## GIVEN REQUEST
Provide an exact copy of the data, excluding the images.

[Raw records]
◇ ◇ ◇
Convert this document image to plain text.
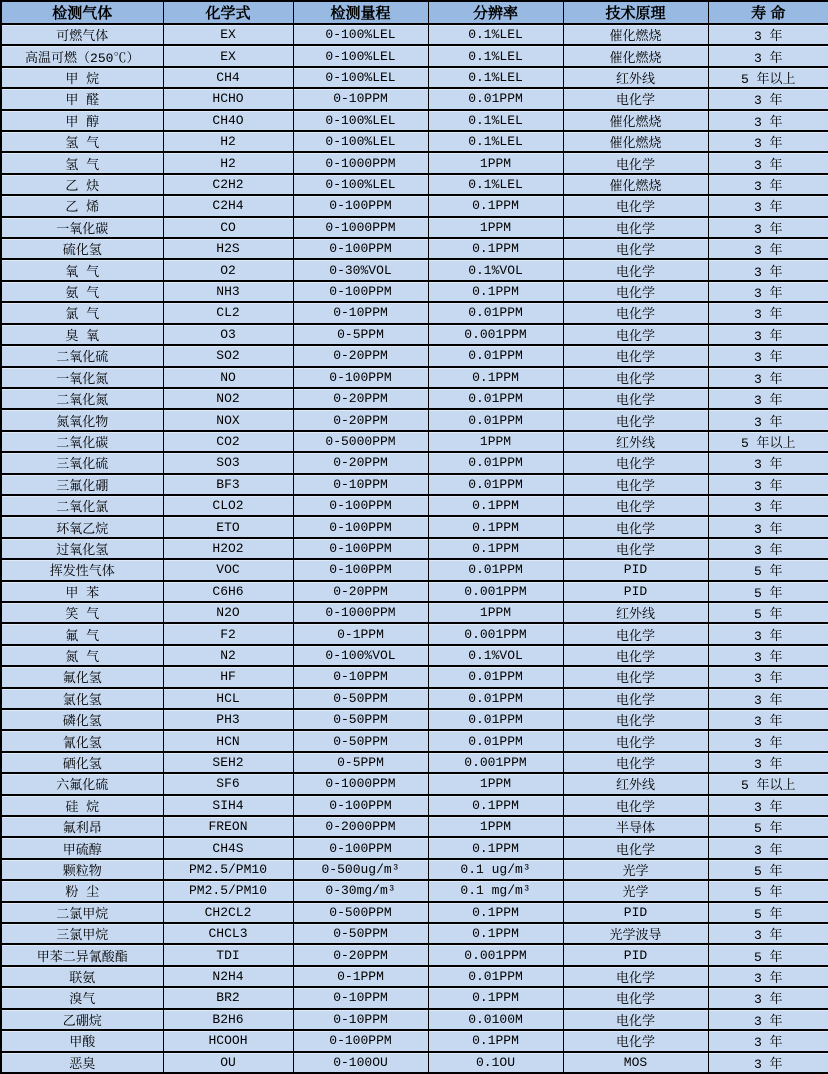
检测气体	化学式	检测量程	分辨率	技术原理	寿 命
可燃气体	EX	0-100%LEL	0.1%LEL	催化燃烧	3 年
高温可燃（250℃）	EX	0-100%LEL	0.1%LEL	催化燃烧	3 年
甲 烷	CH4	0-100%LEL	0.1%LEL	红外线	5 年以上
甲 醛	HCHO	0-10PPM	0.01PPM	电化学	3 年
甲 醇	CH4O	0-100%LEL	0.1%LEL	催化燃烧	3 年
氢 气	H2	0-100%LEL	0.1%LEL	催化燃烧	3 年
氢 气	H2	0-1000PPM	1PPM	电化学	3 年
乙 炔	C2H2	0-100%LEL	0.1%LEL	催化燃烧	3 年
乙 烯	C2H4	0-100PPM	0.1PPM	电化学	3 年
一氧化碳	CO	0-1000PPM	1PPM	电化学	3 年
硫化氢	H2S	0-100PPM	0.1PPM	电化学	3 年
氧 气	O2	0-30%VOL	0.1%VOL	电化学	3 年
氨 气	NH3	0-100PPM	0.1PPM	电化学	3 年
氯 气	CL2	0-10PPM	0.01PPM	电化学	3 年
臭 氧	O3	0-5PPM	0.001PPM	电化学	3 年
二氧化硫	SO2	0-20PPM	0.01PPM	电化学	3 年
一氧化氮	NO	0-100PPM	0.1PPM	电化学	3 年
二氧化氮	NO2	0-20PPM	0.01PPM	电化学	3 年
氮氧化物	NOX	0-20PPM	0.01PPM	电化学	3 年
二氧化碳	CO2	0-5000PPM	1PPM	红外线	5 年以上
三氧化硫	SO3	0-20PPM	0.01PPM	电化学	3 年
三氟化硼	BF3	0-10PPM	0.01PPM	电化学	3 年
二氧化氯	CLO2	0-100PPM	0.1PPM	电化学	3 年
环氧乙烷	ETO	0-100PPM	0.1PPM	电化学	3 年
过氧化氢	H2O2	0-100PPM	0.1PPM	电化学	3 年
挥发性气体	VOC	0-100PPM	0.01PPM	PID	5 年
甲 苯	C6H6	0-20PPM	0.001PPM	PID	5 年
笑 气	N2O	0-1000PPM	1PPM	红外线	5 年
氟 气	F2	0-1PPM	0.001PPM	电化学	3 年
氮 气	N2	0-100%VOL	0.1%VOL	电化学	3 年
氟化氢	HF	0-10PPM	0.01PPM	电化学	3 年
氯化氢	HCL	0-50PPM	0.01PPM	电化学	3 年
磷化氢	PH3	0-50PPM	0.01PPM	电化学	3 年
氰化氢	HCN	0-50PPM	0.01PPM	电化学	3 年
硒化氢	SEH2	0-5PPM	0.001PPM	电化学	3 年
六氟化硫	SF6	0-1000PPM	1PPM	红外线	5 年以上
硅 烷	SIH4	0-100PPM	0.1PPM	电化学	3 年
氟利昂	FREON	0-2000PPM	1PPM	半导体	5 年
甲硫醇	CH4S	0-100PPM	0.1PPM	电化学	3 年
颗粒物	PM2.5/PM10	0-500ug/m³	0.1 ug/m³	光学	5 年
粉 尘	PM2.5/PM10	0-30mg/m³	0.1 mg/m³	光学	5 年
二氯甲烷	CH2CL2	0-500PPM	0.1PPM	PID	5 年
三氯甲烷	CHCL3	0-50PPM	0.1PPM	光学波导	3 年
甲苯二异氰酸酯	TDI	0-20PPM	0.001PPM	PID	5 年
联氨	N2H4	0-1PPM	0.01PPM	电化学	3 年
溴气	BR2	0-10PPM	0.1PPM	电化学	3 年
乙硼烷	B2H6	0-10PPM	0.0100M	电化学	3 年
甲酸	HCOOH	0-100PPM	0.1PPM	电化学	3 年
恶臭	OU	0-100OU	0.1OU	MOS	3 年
◇ ◇ ◇
## COMPLETE ANSWER
Convert this document image to plain text.
检测气体	化学式	检测量程	分辨率	技术原理	寿 命
可燃气体	EX	0-100%LEL	0.1%LEL	催化燃烧	3 年
高温可燃（250℃）	EX	0-100%LEL	0.1%LEL	催化燃烧	3 年
甲 烷	CH4	0-100%LEL	0.1%LEL	红外线	5 年以上
甲 醛	HCHO	0-10PPM	0.01PPM	电化学	3 年
甲 醇	CH4O	0-100%LEL	0.1%LEL	催化燃烧	3 年
氢 气	H2	0-100%LEL	0.1%LEL	催化燃烧	3 年
氢 气	H2	0-1000PPM	1PPM	电化学	3 年
乙 炔	C2H2	0-100%LEL	0.1%LEL	催化燃烧	3 年
乙 烯	C2H4	0-100PPM	0.1PPM	电化学	3 年
一氧化碳	CO	0-1000PPM	1PPM	电化学	3 年
硫化氢	H2S	0-100PPM	0.1PPM	电化学	3 年
氧 气	O2	0-30%VOL	0.1%VOL	电化学	3 年
氨 气	NH3	0-100PPM	0.1PPM	电化学	3 年
氯 气	CL2	0-10PPM	0.01PPM	电化学	3 年
臭 氧	O3	0-5PPM	0.001PPM	电化学	3 年
二氧化硫	SO2	0-20PPM	0.01PPM	电化学	3 年
一氧化氮	NO	0-100PPM	0.1PPM	电化学	3 年
二氧化氮	NO2	0-20PPM	0.01PPM	电化学	3 年
氮氧化物	NOX	0-20PPM	0.01PPM	电化学	3 年
二氧化碳	CO2	0-5000PPM	1PPM	红外线	5 年以上
三氧化硫	SO3	0-20PPM	0.01PPM	电化学	3 年
三氟化硼	BF3	0-10PPM	0.01PPM	电化学	3 年
二氧化氯	CLO2	0-100PPM	0.1PPM	电化学	3 年
环氧乙烷	ETO	0-100PPM	0.1PPM	电化学	3 年
过氧化氢	H2O2	0-100PPM	0.1PPM	电化学	3 年
挥发性气体	VOC	0-100PPM	0.01PPM	PID	5 年
甲 苯	C6H6	0-20PPM	0.001PPM	PID	5 年
笑 气	N2O	0-1000PPM	1PPM	红外线	5 年
氟 气	F2	0-1PPM	0.001PPM	电化学	3 年
氮 气	N2	0-100%VOL	0.1%VOL	电化学	3 年
氟化氢	HF	0-10PPM	0.01PPM	电化学	3 年
氯化氢	HCL	0-50PPM	0.01PPM	电化学	3 年
磷化氢	PH3	0-50PPM	0.01PPM	电化学	3 年
氰化氢	HCN	0-50PPM	0.01PPM	电化学	3 年
硒化氢	SEH2	0-5PPM	0.001PPM	电化学	3 年
六氟化硫	SF6	0-1000PPM	1PPM	红外线	5 年以上
硅 烷	SIH4	0-100PPM	0.1PPM	电化学	3 年
氟利昂	FREON	0-2000PPM	1PPM	半导体	5 年
甲硫醇	CH4S	0-100PPM	0.1PPM	电化学	3 年
颗粒物	PM2.5/PM10	0-500ug/m³	0.1 ug/m³	光学	5 年
粉 尘	PM2.5/PM10	0-30mg/m³	0.1 mg/m³	光学	5 年
二氯甲烷	CH2CL2	0-500PPM	0.1PPM	PID	5 年
三氯甲烷	CHCL3	0-50PPM	0.1PPM	光学波导	3 年
甲苯二异氰酸酯	TDI	0-20PPM	0.001PPM	PID	5 年
联氨	N2H4	0-1PPM	0.01PPM	电化学	3 年
溴气	BR2	0-10PPM	0.1PPM	电化学	3 年
乙硼烷	B2H6	0-10PPM	0.0100M	电化学	3 年
甲酸	HCOOH	0-100PPM	0.1PPM	电化学	3 年
恶臭	OU	0-100OU	0.1OU	MOS	3 年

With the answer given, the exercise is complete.